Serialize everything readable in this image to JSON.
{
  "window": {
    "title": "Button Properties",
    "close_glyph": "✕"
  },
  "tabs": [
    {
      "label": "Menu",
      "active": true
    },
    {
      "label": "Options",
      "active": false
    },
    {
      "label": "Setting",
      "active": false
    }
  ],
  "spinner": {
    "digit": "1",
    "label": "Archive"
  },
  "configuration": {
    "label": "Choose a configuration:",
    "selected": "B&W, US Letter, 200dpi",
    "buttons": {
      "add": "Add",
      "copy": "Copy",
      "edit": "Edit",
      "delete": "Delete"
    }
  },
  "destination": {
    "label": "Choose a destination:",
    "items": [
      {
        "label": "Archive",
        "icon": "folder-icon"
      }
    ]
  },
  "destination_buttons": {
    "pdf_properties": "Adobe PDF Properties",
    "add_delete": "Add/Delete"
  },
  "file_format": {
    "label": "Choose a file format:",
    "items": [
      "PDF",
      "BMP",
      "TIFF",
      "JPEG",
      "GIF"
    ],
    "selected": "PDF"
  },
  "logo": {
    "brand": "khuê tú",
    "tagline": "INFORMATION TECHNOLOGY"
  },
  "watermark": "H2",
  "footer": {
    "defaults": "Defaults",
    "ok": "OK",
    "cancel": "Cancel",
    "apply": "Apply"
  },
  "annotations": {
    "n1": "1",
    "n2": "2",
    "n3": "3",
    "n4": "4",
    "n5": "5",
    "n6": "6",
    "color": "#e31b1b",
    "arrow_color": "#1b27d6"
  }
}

■ Stated exercise:
Copy out every line that includes the word "Delete".

■ Correct output:
      "delete": "Delete"
    "add_delete": "Add/Delete"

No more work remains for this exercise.